#### PASSAGE TO READ

TEACHER AND PREACHER

There is one great change which we hope to see brought about in the near future, because we think it ought to be brought about as a matter of justice. It is this: the elevation of teachers above preachers. Civilization, and all that this word stands for today, depends more upon the school than upon the church. It is the teacher and not the preacher that trains the growing minds of our children, that builds the structure of character for future men and women, and gives to the young the sacred touch that keeps them in right paths. The world does not half appreciate the work done by the school teacher, while it exaggerates out of all proportion to its worth, the work done by the preacher. The church may fall, but if the school stands, liberty will remain; the paths of knowledge will be free; the brow of civilization will still shine white against the skies of life, and the glorious cup of learning be pressed to the thirsting mouth of youth; but should the school fall, though the church might stand, all this would be reversed;—liberty would be driven from the earth, the highways of knowledge would be closed, civilization would fade into the night of the "dark ages," and the thirsting lips of life be fed with Bible scraps and the logic of dead creeds. The teacher is the mighty power in this republic, the truest friend of our nation’s institutions, the one person above all others that this country should honor and reward. One teacher is worth a thousand priests; one school, a thousand churches.

The person whose duty it is to direct the education of the young holds the sceptre of a nation’s destiny, and the school teacher occupies the most important station to which one can be elected. We fear that the profession of teaching is not rightly prized by the American people, and we are sure it is not justly rewarded. No class in the land are paid so poorly, according to the service they perform, as our school teachers, while no class should be paid so well. Far more valuable to our government is the teacher than the preacher, and yet the salary of the latter exceeds the former in every city and town in the land. This should be changed. Preaching a superstition is no benefit but an injury to a people, while training the mind to read, to think, to gather knowledge is the highest service which one can perform.

We have the greatest respect for the men and women who have prepared themselves for the high office of teacher, and we would see them rewarded for their labor as it deserves. The hope of a country is in the right education of its people, and the way to secure such education is to encourage the teacher by showing a just appreciation of his or her labors. So we say, put the school above the church, the teacher above the preacher.

########

REQUEST: From the essay on teachers and preachers, list every consequence it says would follow if the school fell while the church stood.

#### MATERIAL SUPPLIED

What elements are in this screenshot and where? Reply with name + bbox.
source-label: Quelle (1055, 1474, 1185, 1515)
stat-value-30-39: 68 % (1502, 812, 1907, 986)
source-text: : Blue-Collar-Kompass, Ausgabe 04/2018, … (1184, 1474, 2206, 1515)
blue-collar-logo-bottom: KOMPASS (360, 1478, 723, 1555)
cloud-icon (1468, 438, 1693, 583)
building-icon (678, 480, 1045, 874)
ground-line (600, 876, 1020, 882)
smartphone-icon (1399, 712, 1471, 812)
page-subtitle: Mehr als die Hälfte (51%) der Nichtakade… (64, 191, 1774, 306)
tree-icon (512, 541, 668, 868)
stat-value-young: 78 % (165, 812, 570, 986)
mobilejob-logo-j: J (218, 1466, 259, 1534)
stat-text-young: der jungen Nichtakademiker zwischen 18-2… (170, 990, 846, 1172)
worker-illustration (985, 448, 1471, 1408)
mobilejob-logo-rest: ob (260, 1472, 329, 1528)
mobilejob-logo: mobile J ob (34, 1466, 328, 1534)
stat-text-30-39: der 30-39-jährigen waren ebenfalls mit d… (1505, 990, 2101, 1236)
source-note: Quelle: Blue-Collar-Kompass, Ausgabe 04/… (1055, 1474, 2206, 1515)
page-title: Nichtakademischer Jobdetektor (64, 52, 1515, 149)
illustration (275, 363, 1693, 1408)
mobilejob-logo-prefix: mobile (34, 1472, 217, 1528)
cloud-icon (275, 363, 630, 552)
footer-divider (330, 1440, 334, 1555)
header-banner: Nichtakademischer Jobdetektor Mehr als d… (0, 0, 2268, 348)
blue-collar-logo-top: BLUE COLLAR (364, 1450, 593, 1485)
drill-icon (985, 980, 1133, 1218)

########

EXERCISE RESULT:
- Liberty would be driven from the earth.
- The highways of knowledge would be closed.
- Civilization would fade into the night of the "dark ages."
- The thirsting lips of life would be fed with Bible scraps and the logic of dead creeds.